▶ _WORK TO BE COMPLETED_: Keep every line where the word "with" appears; drop the rest.

Stored entries:
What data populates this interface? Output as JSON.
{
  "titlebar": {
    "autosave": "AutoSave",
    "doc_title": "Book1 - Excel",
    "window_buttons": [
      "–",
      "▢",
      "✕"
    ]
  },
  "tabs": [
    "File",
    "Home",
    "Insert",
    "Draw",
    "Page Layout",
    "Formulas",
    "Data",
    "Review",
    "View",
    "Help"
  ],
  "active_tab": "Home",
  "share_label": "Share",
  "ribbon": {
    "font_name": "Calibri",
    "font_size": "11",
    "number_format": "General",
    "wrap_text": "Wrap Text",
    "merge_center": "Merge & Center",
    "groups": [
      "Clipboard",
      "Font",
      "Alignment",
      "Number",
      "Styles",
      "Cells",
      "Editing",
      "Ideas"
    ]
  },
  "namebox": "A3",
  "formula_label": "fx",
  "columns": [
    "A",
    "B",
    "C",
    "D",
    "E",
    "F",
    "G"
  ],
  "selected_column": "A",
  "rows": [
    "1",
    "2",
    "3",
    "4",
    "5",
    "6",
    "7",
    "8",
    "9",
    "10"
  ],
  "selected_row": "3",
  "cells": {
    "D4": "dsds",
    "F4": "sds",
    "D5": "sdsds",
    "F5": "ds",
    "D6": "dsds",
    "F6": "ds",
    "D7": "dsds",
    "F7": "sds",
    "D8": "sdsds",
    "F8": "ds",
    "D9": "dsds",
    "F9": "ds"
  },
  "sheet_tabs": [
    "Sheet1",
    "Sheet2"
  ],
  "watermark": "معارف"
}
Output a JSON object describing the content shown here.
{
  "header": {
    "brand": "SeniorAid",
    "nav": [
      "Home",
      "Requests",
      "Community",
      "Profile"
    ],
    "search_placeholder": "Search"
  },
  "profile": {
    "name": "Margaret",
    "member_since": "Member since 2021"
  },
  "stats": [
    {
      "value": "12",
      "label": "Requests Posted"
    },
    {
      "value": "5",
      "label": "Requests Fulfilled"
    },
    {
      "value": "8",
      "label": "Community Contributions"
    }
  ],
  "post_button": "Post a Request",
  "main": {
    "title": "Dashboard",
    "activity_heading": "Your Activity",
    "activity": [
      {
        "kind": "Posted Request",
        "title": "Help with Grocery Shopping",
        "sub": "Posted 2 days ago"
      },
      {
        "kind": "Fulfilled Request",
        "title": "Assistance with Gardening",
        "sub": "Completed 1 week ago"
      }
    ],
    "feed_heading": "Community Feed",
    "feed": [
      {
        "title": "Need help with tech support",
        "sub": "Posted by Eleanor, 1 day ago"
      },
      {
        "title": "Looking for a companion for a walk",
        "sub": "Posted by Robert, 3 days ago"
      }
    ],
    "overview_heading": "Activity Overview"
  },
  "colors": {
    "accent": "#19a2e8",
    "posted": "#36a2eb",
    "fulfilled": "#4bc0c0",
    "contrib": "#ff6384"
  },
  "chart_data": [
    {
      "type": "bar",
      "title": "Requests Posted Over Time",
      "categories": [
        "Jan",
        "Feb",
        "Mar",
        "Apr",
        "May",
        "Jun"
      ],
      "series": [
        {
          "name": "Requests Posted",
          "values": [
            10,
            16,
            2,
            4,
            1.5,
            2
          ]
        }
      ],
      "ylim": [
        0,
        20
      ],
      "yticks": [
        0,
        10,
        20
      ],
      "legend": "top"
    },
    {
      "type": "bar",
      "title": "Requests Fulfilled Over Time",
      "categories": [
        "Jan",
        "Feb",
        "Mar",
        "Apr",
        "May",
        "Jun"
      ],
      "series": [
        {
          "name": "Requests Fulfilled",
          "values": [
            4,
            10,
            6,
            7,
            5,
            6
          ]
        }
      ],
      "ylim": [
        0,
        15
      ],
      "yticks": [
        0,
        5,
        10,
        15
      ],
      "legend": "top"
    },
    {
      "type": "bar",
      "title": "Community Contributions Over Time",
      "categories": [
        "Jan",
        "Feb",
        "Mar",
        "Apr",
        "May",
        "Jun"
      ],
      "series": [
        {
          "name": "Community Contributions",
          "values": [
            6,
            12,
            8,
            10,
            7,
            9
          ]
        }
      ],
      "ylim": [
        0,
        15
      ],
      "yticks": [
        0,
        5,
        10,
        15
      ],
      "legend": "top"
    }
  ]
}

▶ _OUTPUT FOR THIS EXERCISE_:
        "title": "Help with Grocery Shopping",
        "title": "Assistance with Gardening",
        "title": "Need help with tech support",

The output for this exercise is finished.